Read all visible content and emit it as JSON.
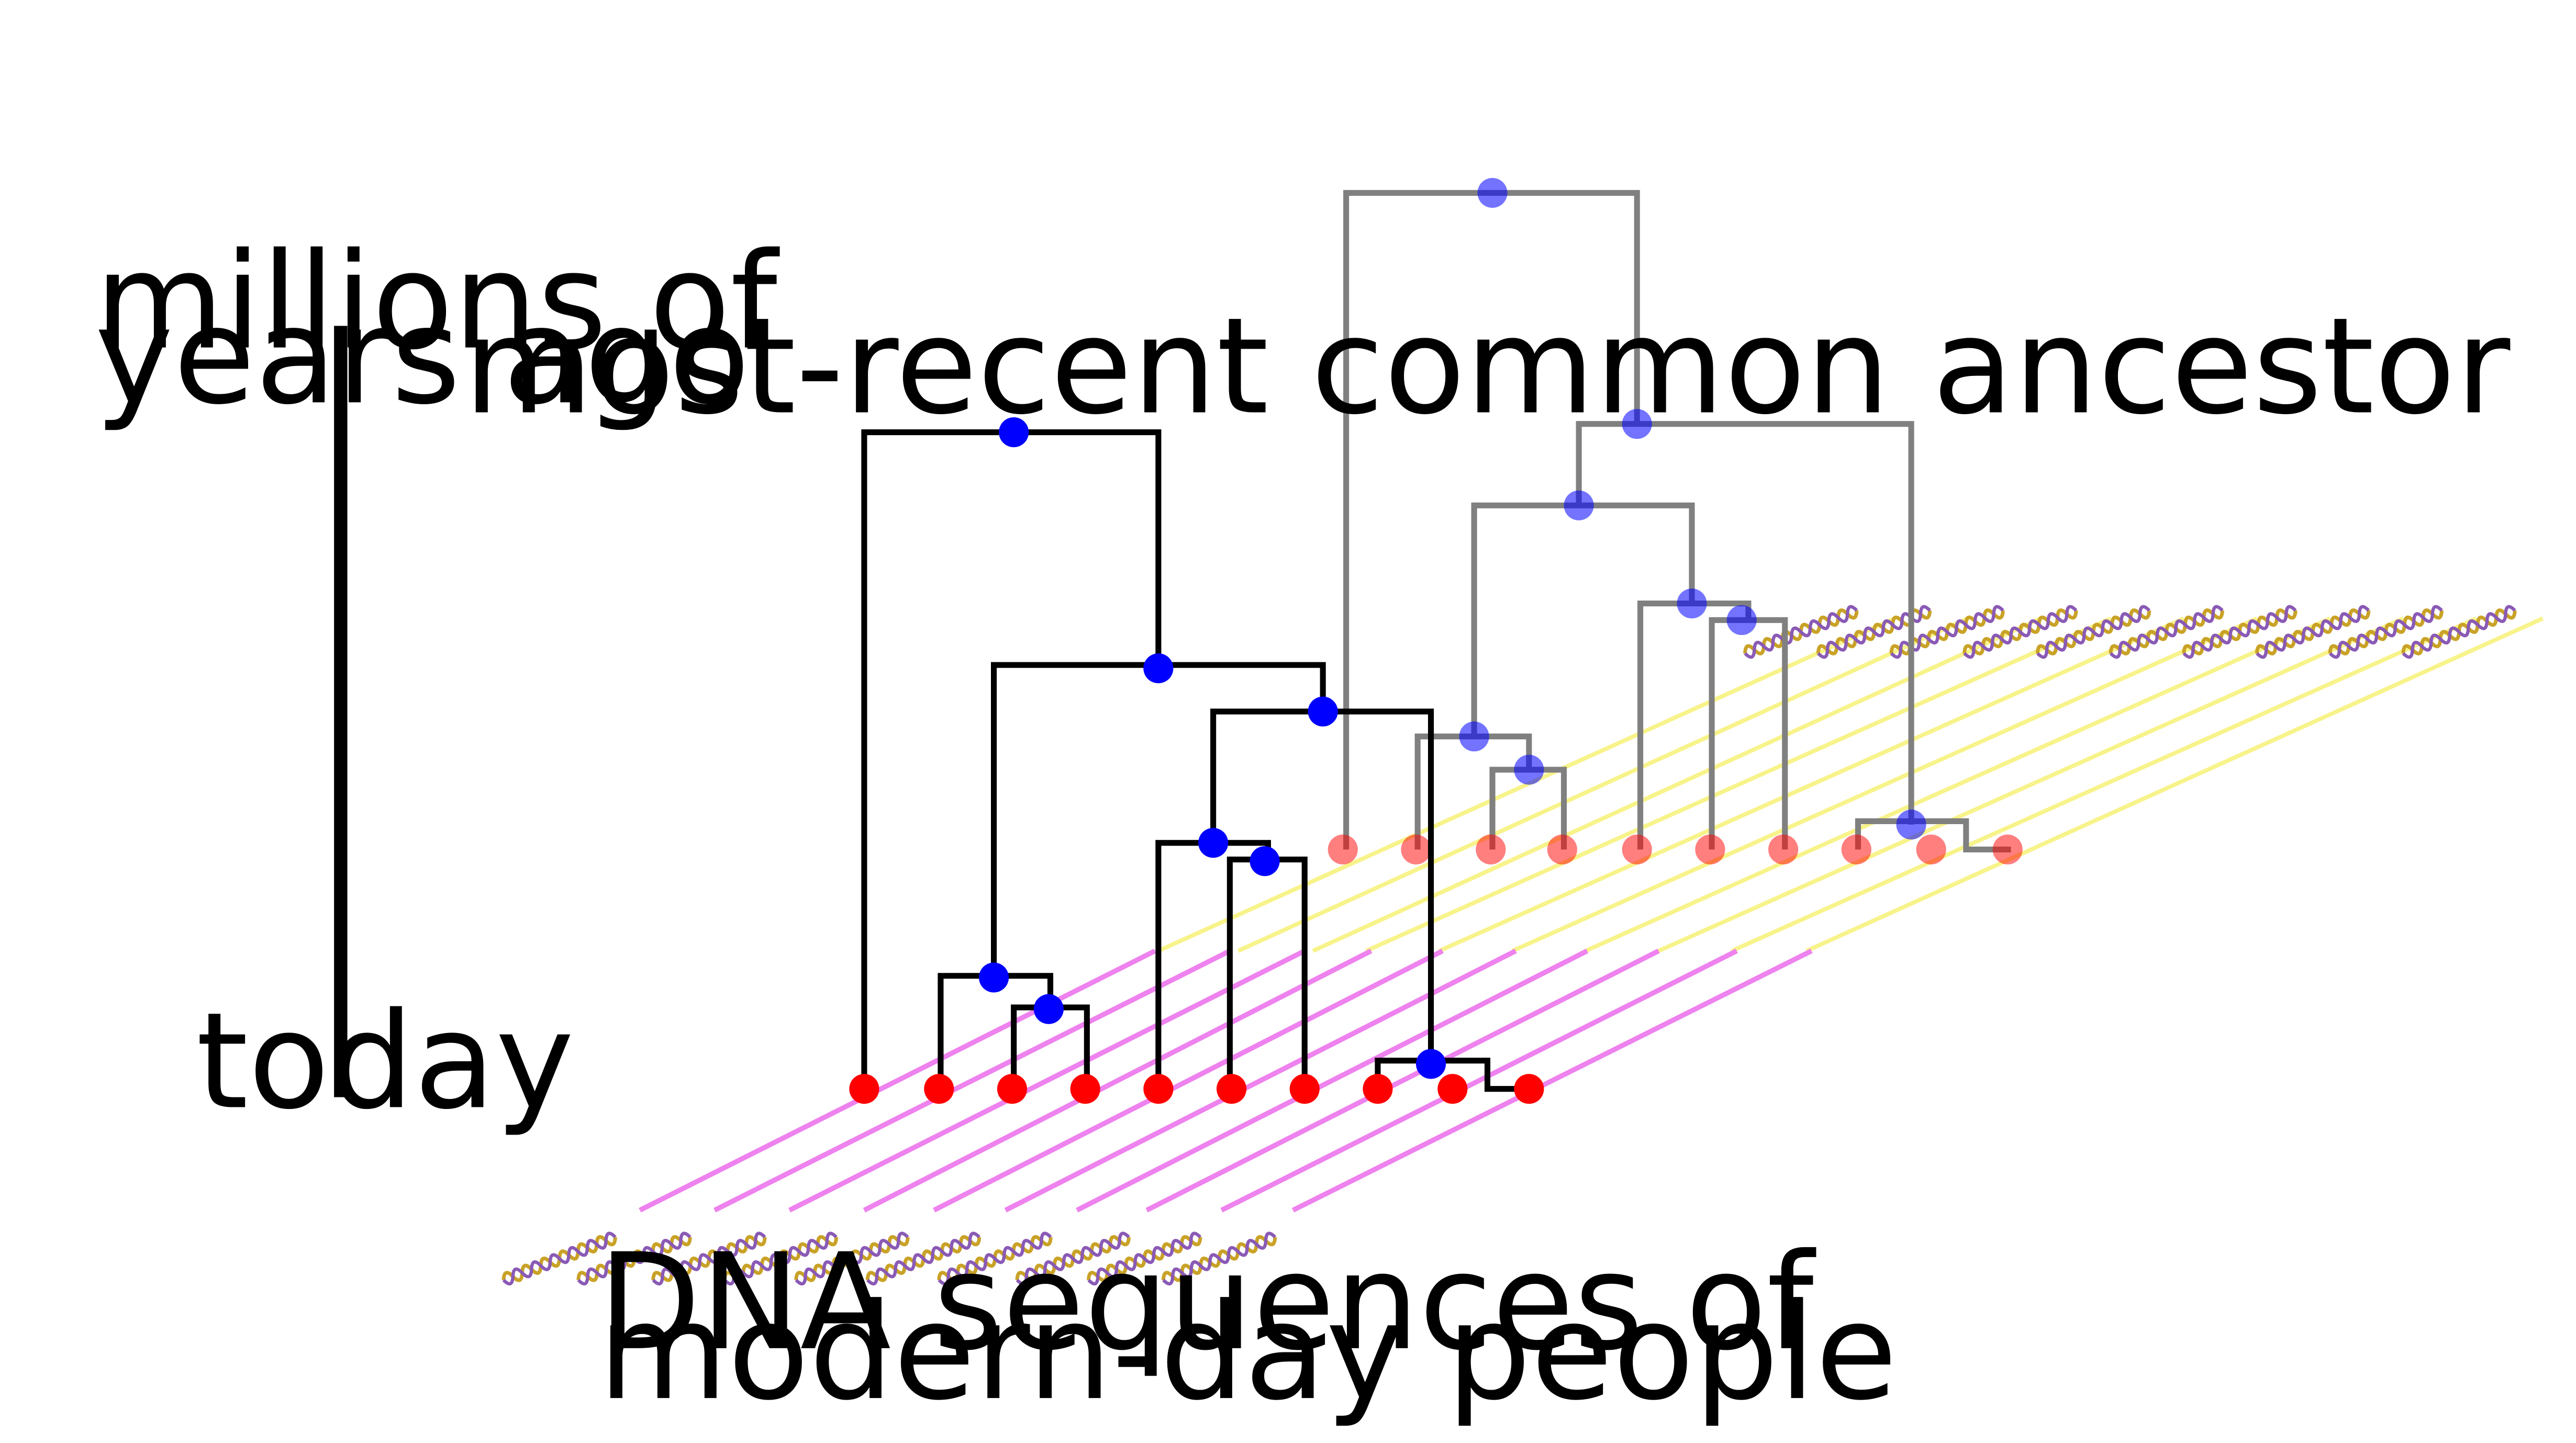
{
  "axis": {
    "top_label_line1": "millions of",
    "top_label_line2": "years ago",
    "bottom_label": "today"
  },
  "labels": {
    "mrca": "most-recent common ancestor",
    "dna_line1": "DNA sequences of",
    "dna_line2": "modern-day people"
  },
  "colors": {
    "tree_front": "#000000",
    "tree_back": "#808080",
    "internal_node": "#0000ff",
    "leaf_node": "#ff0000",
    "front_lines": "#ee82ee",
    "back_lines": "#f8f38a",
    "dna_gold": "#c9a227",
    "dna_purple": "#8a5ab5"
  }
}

—————

**THE EXERCISE:** Repeat the listing above exactly, with no pictures.

**FINISHED TASK:**
Read all visible content and emit it as JSON.
{
  "axis": {
    "top_label_line1": "millions of",
    "top_label_line2": "years ago",
    "bottom_label": "today"
  },
  "labels": {
    "mrca": "most-recent common ancestor",
    "dna_line1": "DNA sequences of",
    "dna_line2": "modern-day people"
  },
  "colors": {
    "tree_front": "#000000",
    "tree_back": "#808080",
    "internal_node": "#0000ff",
    "leaf_node": "#ff0000",
    "front_lines": "#ee82ee",
    "back_lines": "#f8f38a",
    "dna_gold": "#c9a227",
    "dna_purple": "#8a5ab5"
  }
}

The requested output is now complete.